# WRITTEN REQUEST
Go through the entries and count the lines with the string "purple" in them. Give only that number.

# DATA FOR THIS EXERCISE
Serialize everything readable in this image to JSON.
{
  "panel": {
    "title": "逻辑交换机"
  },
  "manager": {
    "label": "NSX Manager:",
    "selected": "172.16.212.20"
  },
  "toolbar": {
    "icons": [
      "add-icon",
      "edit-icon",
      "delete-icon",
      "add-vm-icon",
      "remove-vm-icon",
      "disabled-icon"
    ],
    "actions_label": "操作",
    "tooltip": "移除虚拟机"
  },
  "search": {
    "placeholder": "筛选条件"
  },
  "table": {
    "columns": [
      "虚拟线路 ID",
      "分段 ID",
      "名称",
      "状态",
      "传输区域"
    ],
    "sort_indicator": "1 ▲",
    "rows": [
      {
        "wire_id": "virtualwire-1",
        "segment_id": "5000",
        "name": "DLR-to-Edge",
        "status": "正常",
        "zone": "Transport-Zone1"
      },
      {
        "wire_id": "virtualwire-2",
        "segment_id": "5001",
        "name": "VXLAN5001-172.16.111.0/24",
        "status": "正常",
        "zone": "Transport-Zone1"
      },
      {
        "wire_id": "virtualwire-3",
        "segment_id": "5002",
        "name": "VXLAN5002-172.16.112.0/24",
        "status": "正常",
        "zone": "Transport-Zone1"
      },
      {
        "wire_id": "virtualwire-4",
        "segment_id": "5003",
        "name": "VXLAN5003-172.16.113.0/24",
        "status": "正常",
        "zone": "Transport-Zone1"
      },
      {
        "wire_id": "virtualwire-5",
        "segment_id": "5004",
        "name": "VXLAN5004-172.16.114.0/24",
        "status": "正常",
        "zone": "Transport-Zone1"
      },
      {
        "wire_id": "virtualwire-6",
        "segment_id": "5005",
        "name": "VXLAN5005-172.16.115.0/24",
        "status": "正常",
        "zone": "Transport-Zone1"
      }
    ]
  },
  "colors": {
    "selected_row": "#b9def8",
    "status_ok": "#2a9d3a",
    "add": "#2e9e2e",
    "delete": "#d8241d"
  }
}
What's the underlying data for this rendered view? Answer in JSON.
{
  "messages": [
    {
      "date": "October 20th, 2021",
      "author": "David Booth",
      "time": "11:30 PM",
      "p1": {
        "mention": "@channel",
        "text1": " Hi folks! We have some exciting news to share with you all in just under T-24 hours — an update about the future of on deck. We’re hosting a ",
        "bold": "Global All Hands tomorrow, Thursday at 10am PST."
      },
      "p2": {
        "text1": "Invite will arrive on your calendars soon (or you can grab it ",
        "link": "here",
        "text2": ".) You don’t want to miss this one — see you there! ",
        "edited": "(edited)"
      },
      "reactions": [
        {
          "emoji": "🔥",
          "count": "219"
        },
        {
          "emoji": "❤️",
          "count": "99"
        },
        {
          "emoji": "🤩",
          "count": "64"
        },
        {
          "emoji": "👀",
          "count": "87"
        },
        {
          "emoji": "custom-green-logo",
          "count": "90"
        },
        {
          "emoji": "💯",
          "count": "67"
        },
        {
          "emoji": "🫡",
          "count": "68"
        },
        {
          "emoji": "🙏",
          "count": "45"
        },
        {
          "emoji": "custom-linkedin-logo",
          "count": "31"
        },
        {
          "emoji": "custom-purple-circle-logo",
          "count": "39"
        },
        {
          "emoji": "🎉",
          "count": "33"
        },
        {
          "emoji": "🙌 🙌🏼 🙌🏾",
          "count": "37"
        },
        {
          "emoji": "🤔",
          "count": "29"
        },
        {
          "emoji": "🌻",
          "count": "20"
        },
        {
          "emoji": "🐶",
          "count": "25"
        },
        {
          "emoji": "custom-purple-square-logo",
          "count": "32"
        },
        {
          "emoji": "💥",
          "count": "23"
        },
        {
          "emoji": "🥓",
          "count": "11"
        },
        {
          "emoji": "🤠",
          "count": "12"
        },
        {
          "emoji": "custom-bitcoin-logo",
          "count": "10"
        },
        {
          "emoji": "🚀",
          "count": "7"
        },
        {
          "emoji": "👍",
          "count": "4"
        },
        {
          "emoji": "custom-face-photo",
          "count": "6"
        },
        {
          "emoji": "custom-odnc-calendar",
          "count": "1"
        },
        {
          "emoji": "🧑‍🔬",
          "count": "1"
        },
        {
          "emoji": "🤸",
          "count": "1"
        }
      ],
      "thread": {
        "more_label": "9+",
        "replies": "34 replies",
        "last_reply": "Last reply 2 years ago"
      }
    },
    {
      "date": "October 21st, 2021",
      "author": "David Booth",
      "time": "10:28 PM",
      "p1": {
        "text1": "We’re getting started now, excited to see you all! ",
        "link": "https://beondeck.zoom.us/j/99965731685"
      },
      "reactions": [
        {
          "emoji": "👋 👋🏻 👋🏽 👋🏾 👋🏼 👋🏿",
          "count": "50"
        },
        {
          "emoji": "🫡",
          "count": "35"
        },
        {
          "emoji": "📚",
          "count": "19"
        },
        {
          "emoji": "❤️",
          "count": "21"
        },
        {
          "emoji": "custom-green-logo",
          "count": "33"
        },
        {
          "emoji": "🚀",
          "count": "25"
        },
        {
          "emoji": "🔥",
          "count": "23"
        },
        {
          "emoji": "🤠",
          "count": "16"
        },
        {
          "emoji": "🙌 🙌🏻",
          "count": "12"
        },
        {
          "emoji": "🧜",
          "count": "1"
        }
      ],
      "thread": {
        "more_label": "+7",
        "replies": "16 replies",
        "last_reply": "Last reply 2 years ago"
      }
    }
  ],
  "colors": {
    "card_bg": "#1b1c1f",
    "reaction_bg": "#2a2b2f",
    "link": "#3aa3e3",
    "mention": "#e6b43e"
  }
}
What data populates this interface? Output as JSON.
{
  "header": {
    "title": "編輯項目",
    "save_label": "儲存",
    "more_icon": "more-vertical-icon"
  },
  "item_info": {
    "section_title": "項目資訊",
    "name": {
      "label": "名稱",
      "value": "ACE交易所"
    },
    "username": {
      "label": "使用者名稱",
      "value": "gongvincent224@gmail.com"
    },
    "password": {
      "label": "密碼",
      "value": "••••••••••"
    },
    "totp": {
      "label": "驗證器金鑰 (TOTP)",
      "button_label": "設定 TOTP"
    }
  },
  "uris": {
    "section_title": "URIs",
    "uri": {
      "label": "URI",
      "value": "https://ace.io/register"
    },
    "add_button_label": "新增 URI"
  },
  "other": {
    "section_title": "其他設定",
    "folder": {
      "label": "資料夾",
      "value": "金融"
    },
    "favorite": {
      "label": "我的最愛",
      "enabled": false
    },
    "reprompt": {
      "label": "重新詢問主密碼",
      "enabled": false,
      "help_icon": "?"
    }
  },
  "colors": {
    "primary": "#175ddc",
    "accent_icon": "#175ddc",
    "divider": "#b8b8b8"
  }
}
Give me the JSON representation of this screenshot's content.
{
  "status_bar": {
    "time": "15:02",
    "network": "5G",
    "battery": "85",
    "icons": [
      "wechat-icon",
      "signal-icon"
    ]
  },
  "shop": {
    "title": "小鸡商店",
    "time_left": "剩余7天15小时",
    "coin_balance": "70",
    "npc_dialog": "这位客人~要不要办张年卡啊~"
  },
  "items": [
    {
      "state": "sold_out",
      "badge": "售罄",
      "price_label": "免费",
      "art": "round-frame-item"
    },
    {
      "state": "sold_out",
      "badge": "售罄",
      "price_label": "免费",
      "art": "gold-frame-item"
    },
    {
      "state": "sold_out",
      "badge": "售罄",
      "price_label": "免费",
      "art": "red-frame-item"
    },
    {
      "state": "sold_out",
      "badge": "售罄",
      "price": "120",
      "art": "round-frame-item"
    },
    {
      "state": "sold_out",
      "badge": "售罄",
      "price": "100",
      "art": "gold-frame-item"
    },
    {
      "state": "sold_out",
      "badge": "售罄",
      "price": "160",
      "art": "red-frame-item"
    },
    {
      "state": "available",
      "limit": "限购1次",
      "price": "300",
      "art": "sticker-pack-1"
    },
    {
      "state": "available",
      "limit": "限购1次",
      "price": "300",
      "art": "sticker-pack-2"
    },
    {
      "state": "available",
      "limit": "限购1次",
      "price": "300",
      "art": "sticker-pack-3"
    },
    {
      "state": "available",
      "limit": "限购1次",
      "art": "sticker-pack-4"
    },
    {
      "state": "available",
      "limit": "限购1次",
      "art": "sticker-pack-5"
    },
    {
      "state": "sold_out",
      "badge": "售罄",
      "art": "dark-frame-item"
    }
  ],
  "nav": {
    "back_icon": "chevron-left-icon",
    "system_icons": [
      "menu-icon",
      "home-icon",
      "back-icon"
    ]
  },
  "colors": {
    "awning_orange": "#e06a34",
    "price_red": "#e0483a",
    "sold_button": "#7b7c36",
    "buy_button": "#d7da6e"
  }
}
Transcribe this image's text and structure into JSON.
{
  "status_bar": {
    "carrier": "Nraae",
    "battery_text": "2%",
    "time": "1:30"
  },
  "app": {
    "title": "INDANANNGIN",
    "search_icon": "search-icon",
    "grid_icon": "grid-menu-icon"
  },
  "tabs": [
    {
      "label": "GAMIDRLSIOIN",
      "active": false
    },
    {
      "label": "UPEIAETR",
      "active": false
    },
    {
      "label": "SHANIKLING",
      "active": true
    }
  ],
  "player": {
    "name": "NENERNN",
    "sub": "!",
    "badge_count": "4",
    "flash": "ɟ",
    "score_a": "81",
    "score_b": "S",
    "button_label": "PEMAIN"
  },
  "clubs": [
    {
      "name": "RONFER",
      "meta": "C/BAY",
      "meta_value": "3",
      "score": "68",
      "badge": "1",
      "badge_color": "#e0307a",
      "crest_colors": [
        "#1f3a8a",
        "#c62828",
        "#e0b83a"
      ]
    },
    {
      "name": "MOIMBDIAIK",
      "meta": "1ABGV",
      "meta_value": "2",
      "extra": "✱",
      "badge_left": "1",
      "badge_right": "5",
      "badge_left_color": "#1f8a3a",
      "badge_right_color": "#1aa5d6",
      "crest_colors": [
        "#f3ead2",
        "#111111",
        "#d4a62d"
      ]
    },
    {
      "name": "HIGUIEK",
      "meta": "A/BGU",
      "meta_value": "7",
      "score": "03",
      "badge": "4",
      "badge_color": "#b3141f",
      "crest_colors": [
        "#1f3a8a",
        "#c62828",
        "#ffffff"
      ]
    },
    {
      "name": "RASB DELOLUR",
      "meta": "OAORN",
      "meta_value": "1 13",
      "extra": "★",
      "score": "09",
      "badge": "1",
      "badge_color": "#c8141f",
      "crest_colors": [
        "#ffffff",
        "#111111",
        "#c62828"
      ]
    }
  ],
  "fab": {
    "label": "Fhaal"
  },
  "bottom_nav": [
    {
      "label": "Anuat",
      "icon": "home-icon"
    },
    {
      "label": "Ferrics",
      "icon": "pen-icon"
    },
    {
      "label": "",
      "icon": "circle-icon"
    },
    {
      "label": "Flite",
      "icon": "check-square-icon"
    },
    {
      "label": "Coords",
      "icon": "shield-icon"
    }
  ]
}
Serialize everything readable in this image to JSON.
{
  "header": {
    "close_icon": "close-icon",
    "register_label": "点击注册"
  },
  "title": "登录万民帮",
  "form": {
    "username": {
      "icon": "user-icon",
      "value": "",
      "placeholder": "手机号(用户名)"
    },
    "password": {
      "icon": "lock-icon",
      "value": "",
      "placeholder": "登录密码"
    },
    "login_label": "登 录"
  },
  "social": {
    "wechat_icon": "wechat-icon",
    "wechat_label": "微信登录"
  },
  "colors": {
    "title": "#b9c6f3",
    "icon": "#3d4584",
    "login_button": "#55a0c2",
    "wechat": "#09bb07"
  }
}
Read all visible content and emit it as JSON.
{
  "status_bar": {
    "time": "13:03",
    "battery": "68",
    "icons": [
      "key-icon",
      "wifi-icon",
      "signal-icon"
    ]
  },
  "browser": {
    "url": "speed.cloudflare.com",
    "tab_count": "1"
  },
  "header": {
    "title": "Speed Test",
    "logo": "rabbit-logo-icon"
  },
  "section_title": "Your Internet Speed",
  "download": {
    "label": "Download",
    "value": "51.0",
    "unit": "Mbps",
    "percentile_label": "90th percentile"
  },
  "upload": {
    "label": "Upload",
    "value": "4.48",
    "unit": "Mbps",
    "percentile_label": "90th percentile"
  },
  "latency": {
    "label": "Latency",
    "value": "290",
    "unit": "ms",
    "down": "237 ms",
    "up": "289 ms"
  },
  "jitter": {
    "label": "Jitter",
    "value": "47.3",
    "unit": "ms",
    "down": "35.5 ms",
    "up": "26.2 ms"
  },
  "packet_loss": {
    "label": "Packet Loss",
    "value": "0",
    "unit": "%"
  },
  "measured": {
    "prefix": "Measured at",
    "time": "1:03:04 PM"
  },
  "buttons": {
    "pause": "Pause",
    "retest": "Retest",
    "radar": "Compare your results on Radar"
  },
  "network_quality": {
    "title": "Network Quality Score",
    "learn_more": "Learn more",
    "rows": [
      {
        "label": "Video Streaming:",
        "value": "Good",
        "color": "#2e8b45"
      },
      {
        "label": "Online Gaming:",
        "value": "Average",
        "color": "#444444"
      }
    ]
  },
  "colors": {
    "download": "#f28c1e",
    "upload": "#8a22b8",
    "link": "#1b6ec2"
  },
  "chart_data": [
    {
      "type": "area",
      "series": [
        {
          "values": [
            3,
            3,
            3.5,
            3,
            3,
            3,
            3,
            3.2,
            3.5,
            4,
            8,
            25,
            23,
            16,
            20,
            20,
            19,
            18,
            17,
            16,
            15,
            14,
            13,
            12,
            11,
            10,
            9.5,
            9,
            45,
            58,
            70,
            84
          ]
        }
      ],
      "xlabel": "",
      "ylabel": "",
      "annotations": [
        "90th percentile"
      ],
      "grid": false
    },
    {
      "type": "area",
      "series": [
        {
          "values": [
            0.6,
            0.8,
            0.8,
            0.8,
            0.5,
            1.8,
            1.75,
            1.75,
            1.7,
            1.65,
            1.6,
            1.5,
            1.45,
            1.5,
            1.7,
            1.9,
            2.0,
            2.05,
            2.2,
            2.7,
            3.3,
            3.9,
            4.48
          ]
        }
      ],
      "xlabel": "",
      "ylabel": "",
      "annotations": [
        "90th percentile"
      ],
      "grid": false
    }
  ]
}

# CORRECT ANSWER
2